# DATA RECORDS

----

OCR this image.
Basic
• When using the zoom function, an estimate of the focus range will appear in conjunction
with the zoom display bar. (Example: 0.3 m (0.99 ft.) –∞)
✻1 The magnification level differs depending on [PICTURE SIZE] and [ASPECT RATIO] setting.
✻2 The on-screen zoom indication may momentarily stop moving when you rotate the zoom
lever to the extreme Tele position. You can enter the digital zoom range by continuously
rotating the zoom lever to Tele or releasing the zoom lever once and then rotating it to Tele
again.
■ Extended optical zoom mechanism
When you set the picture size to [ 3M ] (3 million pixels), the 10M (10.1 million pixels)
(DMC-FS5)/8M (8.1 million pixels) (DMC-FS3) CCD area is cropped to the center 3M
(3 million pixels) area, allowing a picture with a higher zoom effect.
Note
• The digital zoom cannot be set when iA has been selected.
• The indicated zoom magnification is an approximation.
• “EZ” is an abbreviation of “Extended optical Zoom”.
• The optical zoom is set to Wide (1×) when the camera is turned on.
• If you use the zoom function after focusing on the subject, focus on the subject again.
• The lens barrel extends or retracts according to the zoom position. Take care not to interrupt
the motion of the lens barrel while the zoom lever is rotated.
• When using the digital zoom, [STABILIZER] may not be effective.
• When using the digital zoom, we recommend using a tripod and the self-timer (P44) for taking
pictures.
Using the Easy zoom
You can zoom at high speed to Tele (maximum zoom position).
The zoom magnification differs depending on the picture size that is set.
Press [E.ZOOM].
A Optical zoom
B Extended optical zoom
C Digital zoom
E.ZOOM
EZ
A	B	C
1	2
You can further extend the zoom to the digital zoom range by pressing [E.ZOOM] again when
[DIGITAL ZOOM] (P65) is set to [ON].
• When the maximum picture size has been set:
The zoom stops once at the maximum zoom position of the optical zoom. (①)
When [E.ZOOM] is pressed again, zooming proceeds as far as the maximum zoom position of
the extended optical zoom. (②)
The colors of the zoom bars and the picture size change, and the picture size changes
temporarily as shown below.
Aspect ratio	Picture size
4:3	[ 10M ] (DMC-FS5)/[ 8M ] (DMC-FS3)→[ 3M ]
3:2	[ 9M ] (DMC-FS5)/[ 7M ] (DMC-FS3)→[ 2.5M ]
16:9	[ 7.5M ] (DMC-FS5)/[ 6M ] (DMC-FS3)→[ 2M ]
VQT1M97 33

----

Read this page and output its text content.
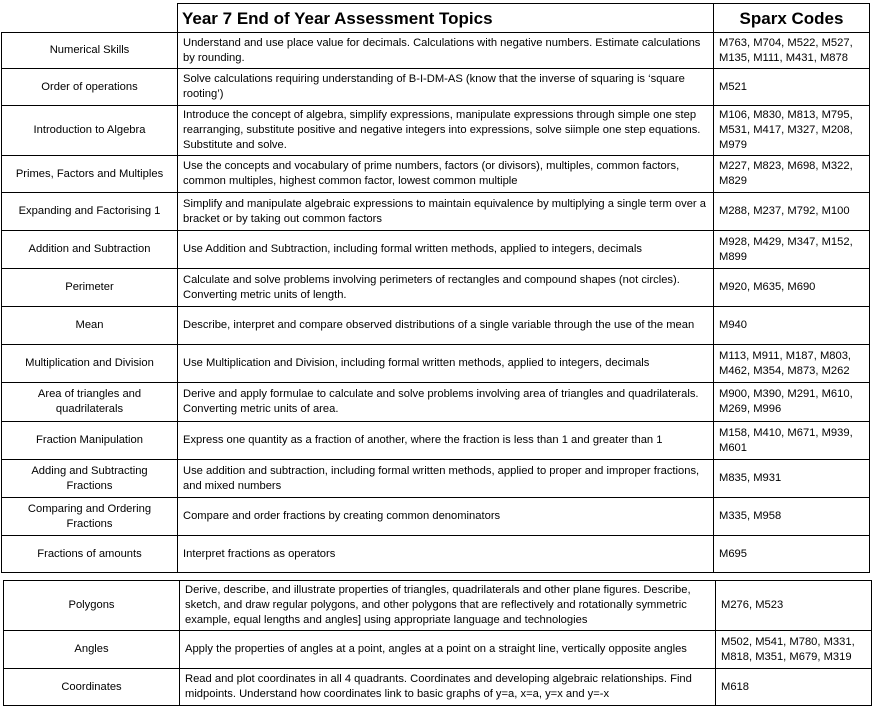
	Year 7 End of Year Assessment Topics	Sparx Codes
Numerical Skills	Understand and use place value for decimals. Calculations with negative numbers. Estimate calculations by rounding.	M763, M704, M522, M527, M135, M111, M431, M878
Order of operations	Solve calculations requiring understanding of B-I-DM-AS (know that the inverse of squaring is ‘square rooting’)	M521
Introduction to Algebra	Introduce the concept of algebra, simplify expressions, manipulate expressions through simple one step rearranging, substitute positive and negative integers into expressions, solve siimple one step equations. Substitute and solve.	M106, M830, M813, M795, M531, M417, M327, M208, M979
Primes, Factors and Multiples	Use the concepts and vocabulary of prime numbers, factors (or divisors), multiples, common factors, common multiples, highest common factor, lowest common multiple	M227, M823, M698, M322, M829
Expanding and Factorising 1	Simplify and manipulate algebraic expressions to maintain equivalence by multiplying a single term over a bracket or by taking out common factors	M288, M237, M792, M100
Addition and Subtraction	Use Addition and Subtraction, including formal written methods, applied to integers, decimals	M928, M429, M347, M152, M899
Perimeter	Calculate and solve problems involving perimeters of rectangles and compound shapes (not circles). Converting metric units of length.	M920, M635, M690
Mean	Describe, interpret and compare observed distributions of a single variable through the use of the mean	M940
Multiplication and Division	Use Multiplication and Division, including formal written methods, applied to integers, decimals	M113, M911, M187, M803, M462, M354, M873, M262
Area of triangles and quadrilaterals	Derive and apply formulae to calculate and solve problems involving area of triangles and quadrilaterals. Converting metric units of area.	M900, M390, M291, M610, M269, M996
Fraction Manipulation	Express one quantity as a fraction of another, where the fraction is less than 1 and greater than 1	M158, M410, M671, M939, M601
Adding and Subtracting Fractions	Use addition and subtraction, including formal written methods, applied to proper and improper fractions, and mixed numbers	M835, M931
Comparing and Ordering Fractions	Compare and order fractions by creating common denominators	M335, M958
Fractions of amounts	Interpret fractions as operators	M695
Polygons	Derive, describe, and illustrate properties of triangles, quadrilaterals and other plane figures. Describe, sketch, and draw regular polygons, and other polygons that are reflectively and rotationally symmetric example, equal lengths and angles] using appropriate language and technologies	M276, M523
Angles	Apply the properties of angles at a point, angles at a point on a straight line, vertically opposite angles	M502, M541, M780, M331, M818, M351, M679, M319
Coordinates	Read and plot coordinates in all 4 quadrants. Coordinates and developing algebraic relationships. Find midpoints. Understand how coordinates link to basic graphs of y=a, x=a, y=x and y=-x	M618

----

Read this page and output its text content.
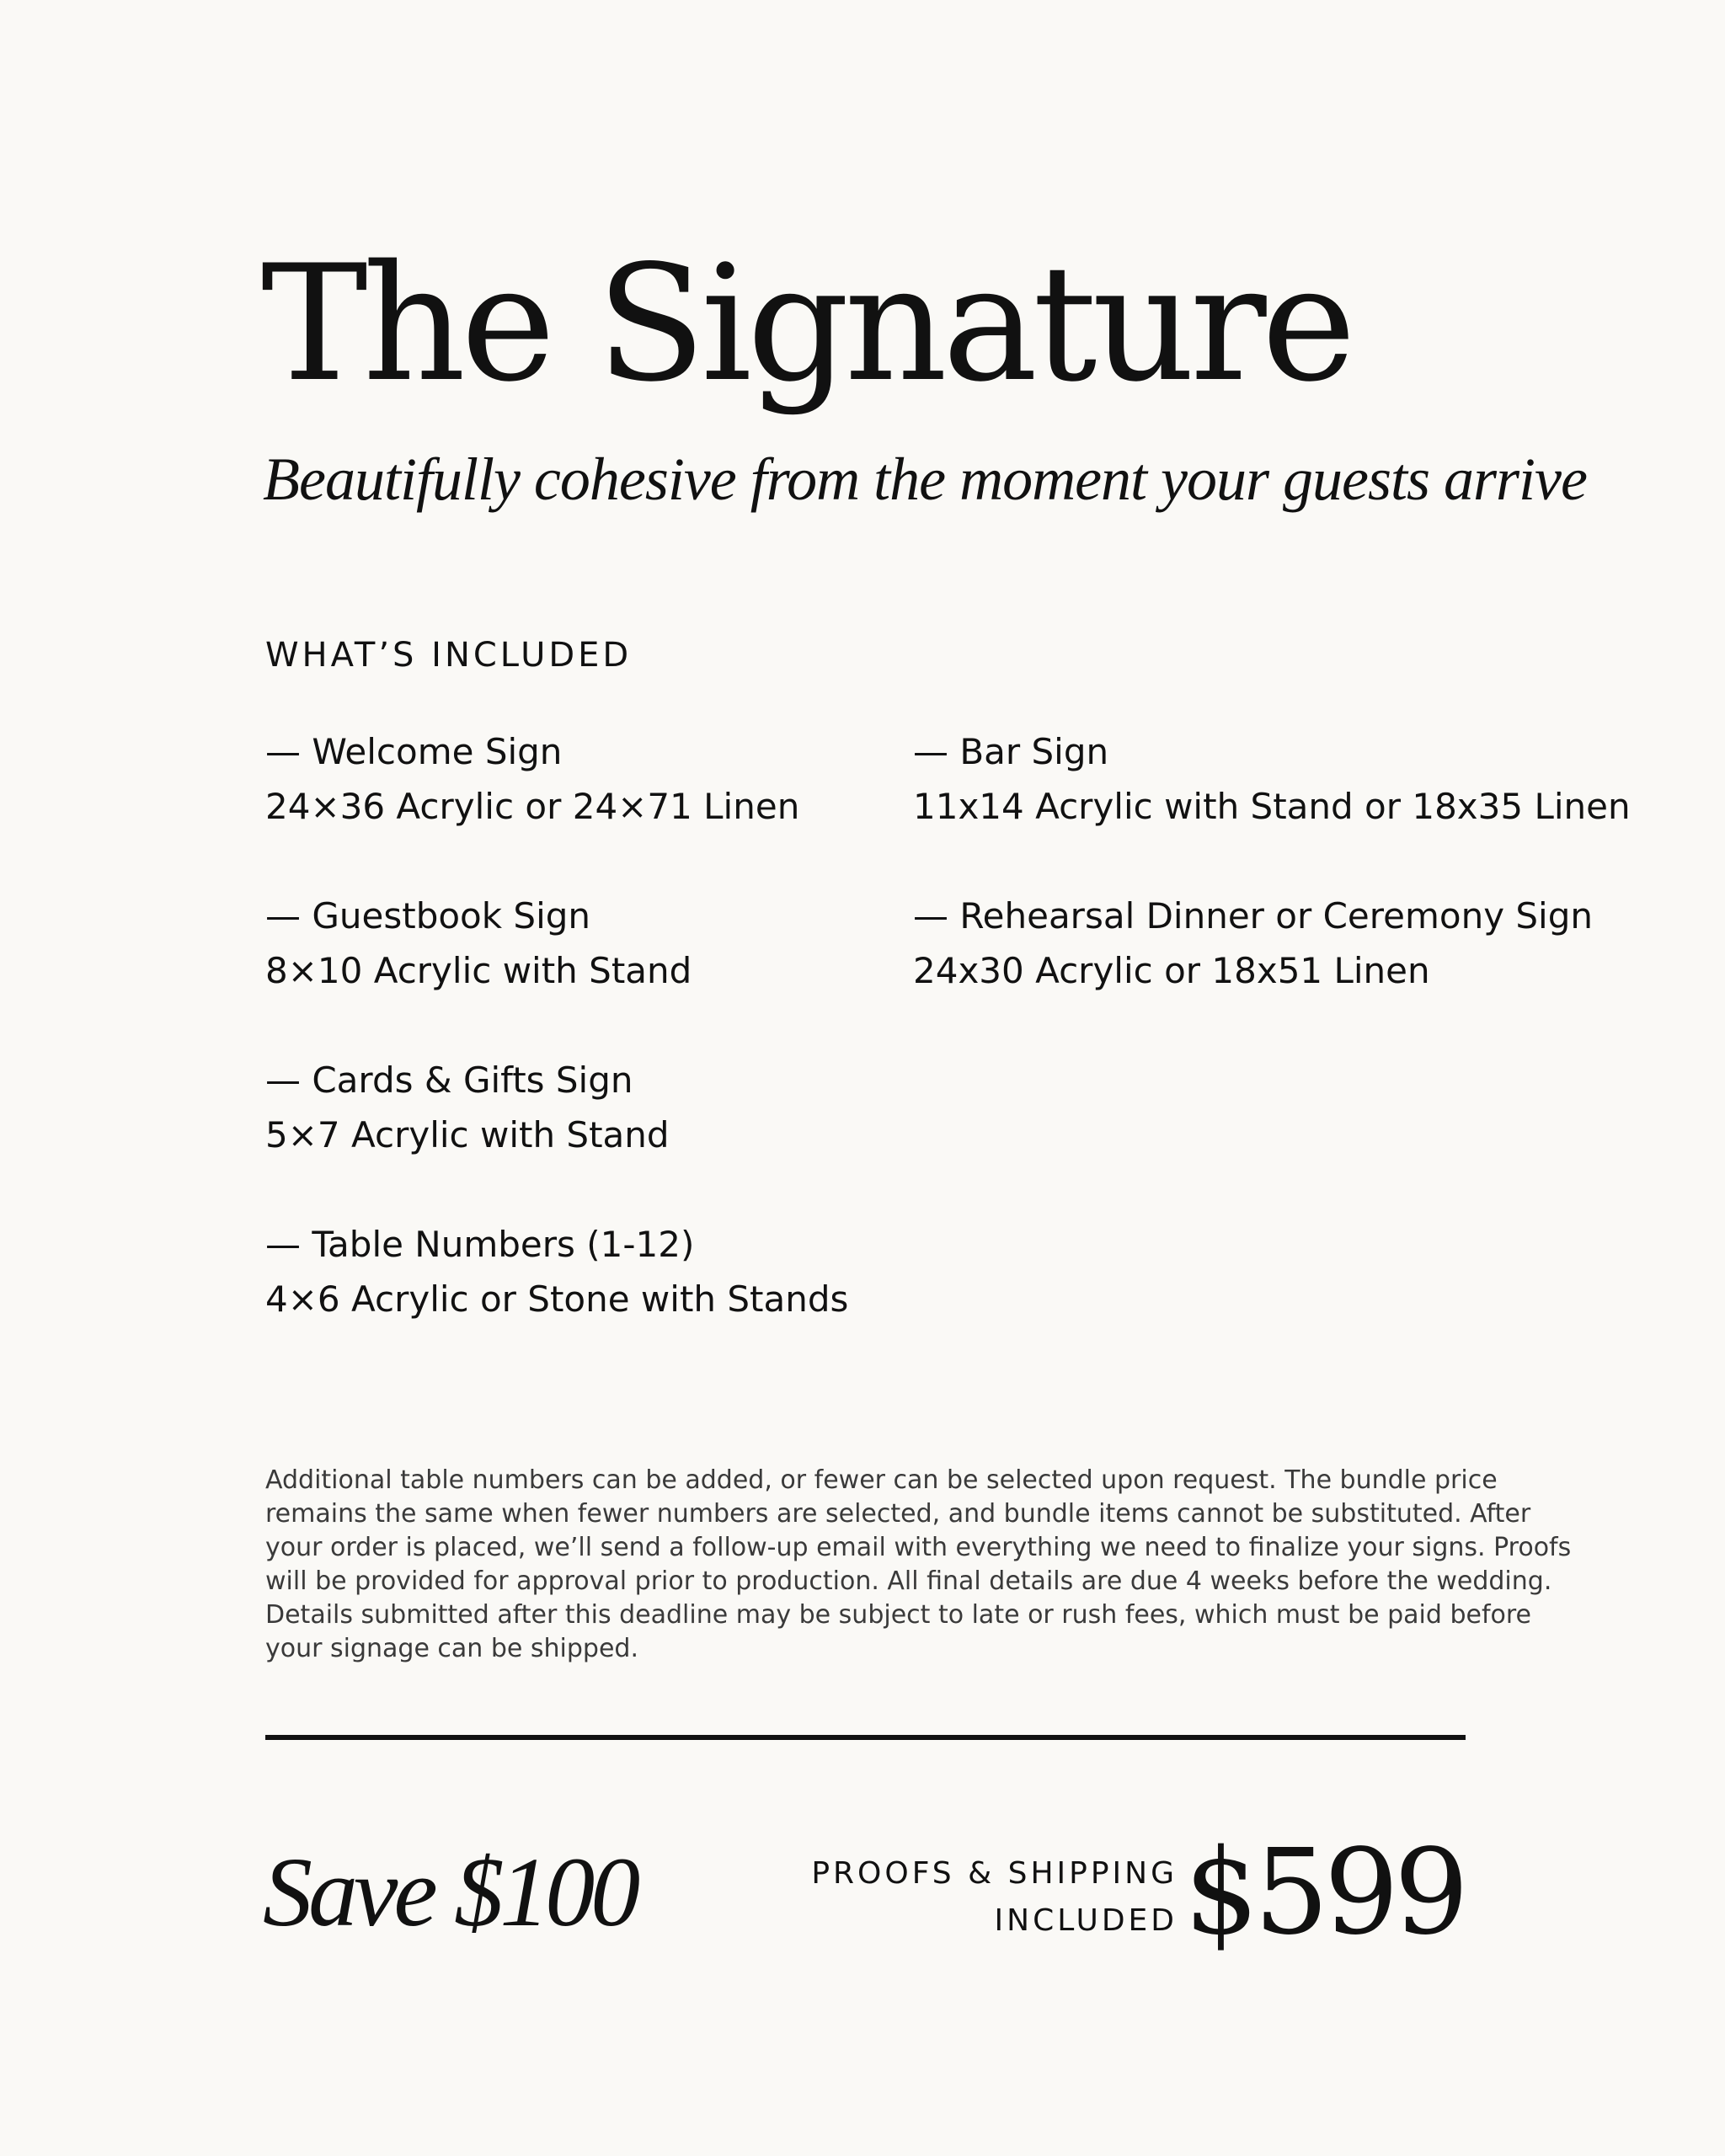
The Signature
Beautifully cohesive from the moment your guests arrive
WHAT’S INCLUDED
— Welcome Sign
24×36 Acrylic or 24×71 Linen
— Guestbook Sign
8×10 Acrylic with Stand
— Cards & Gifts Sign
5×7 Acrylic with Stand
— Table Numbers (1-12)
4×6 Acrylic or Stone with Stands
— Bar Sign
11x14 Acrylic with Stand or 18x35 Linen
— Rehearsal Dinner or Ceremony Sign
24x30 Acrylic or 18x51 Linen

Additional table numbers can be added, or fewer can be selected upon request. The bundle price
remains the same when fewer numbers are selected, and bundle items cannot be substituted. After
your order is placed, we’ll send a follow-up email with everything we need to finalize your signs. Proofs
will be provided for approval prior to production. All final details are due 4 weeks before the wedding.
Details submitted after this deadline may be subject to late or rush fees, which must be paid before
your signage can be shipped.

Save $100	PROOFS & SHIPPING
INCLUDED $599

----

# EXERCISE OBJECTIVE
Report how many lines in the data include the word "with", and give nothing but the count.

# ANSWER FOR THE TASK
8